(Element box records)
☆ ☆ ☆ ☆ ☆

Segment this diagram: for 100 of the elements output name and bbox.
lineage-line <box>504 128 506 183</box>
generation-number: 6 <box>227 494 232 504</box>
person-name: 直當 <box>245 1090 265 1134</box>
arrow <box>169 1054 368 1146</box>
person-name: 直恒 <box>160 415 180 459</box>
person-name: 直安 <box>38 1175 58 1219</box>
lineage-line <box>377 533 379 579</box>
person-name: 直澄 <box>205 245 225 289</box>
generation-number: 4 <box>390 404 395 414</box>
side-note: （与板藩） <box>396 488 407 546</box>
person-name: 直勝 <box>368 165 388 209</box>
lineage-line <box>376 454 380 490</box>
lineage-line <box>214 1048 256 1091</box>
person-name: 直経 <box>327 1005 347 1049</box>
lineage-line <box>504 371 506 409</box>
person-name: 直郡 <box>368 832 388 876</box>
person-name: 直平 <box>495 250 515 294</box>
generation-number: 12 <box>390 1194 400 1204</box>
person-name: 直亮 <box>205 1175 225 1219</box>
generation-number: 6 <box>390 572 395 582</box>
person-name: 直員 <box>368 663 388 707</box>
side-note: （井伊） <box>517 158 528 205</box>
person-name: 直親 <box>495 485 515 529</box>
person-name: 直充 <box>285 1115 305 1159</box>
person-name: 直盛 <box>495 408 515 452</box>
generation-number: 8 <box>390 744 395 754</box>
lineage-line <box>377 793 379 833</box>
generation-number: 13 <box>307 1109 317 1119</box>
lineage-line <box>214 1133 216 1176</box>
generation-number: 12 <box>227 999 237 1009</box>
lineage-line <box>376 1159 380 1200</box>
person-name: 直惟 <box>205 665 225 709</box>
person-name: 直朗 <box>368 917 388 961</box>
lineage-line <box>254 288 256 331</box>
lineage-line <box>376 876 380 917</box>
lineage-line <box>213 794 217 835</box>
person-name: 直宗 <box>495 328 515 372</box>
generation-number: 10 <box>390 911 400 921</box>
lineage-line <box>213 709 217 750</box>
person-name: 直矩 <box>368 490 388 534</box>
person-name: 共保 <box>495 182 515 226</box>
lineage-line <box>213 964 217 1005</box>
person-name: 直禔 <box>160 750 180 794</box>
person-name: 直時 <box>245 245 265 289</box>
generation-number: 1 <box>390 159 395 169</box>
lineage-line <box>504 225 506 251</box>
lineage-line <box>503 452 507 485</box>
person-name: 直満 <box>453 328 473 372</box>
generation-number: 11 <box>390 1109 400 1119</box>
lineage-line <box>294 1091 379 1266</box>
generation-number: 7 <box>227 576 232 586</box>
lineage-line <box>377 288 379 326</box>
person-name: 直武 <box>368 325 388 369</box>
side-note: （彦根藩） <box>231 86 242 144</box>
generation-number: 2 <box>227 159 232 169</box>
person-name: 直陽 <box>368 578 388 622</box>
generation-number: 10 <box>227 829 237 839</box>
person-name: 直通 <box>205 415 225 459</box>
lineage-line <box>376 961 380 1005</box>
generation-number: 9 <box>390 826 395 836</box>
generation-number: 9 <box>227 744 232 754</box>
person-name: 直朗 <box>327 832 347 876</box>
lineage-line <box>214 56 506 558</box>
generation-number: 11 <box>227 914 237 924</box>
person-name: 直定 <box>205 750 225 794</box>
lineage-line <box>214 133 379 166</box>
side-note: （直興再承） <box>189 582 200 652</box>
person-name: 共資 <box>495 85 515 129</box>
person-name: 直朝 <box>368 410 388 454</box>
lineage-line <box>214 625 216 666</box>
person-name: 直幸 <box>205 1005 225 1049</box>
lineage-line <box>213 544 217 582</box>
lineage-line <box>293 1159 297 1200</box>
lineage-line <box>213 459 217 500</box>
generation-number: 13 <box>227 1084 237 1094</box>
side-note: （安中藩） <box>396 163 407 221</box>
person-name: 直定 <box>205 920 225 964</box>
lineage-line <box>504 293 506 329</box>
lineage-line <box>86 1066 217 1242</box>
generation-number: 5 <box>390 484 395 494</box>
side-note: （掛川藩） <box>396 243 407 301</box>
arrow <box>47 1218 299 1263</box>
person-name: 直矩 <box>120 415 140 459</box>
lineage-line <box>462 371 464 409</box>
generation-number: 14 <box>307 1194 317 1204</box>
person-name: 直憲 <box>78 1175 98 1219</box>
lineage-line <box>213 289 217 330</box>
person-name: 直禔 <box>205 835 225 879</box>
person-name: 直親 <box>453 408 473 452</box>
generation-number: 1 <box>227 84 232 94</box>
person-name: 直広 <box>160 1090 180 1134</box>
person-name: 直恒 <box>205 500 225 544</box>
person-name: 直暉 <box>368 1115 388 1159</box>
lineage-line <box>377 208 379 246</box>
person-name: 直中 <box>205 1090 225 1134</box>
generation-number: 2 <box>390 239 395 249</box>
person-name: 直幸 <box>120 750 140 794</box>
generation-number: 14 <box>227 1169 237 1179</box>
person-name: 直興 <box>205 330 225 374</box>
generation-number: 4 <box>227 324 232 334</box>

☆ ☆ ☆ ☆ ☆

#### What the exercise asks:
Copy every one of the records above line for line, with no changes.

#### Output:
Segment this diagram: for 100 of the elements output name and bbox.
lineage-line <box>504 128 506 183</box>
generation-number: 6 <box>227 494 232 504</box>
person-name: 直當 <box>245 1090 265 1134</box>
arrow <box>169 1054 368 1146</box>
person-name: 直恒 <box>160 415 180 459</box>
person-name: 直安 <box>38 1175 58 1219</box>
lineage-line <box>377 533 379 579</box>
person-name: 直澄 <box>205 245 225 289</box>
generation-number: 4 <box>390 404 395 414</box>
side-note: （与板藩） <box>396 488 407 546</box>
person-name: 直勝 <box>368 165 388 209</box>
lineage-line <box>376 454 380 490</box>
lineage-line <box>214 1048 256 1091</box>
person-name: 直経 <box>327 1005 347 1049</box>
lineage-line <box>504 371 506 409</box>
person-name: 直郡 <box>368 832 388 876</box>
person-name: 直平 <box>495 250 515 294</box>
generation-number: 12 <box>390 1194 400 1204</box>
person-name: 直亮 <box>205 1175 225 1219</box>
generation-number: 6 <box>390 572 395 582</box>
person-name: 直員 <box>368 663 388 707</box>
side-note: （井伊） <box>517 158 528 205</box>
person-name: 直親 <box>495 485 515 529</box>
person-name: 直充 <box>285 1115 305 1159</box>
person-name: 直盛 <box>495 408 515 452</box>
generation-number: 8 <box>390 744 395 754</box>
lineage-line <box>377 793 379 833</box>
generation-number: 13 <box>307 1109 317 1119</box>
lineage-line <box>214 1133 216 1176</box>
generation-number: 12 <box>227 999 237 1009</box>
lineage-line <box>376 1159 380 1200</box>
person-name: 直惟 <box>205 665 225 709</box>
person-name: 直朗 <box>368 917 388 961</box>
lineage-line <box>254 288 256 331</box>
lineage-line <box>376 876 380 917</box>
lineage-line <box>213 794 217 835</box>
person-name: 直宗 <box>495 328 515 372</box>
generation-number: 10 <box>390 911 400 921</box>
lineage-line <box>213 709 217 750</box>
person-name: 直矩 <box>368 490 388 534</box>
person-name: 共保 <box>495 182 515 226</box>
lineage-line <box>213 964 217 1005</box>
person-name: 直禔 <box>160 750 180 794</box>
person-name: 直時 <box>245 245 265 289</box>
generation-number: 1 <box>390 159 395 169</box>
lineage-line <box>504 225 506 251</box>
lineage-line <box>503 452 507 485</box>
person-name: 直満 <box>453 328 473 372</box>
generation-number: 11 <box>390 1109 400 1119</box>
lineage-line <box>294 1091 379 1266</box>
generation-number: 7 <box>227 576 232 586</box>
lineage-line <box>377 288 379 326</box>
person-name: 直武 <box>368 325 388 369</box>
side-note: （彦根藩） <box>231 86 242 144</box>
generation-number: 2 <box>227 159 232 169</box>
person-name: 直陽 <box>368 578 388 622</box>
generation-number: 10 <box>227 829 237 839</box>
person-name: 直通 <box>205 415 225 459</box>
lineage-line <box>376 961 380 1005</box>
generation-number: 9 <box>390 826 395 836</box>
generation-number: 9 <box>227 744 232 754</box>
person-name: 直朗 <box>327 832 347 876</box>
lineage-line <box>214 56 506 558</box>
generation-number: 11 <box>227 914 237 924</box>
person-name: 直定 <box>205 750 225 794</box>
lineage-line <box>214 133 379 166</box>
side-note: （直興再承） <box>189 582 200 652</box>
person-name: 共資 <box>495 85 515 129</box>
person-name: 直朝 <box>368 410 388 454</box>
lineage-line <box>214 625 216 666</box>
person-name: 直幸 <box>205 1005 225 1049</box>
lineage-line <box>213 544 217 582</box>
lineage-line <box>293 1159 297 1200</box>
lineage-line <box>213 459 217 500</box>
generation-number: 13 <box>227 1084 237 1094</box>
side-note: （安中藩） <box>396 163 407 221</box>
person-name: 直定 <box>205 920 225 964</box>
lineage-line <box>504 293 506 329</box>
lineage-line <box>86 1066 217 1242</box>
generation-number: 5 <box>390 484 395 494</box>
side-note: （掛川藩） <box>396 243 407 301</box>
arrow <box>47 1218 299 1263</box>
person-name: 直矩 <box>120 415 140 459</box>
lineage-line <box>462 371 464 409</box>
generation-number: 14 <box>307 1194 317 1204</box>
person-name: 直憲 <box>78 1175 98 1219</box>
lineage-line <box>213 289 217 330</box>
person-name: 直禔 <box>205 835 225 879</box>
person-name: 直親 <box>453 408 473 452</box>
generation-number: 1 <box>227 84 232 94</box>
person-name: 直広 <box>160 1090 180 1134</box>
person-name: 直恒 <box>205 500 225 544</box>
person-name: 直暉 <box>368 1115 388 1159</box>
lineage-line <box>377 208 379 246</box>
person-name: 直中 <box>205 1090 225 1134</box>
generation-number: 2 <box>390 239 395 249</box>
person-name: 直幸 <box>120 750 140 794</box>
generation-number: 14 <box>227 1169 237 1179</box>
person-name: 直興 <box>205 330 225 374</box>
generation-number: 4 <box>227 324 232 334</box>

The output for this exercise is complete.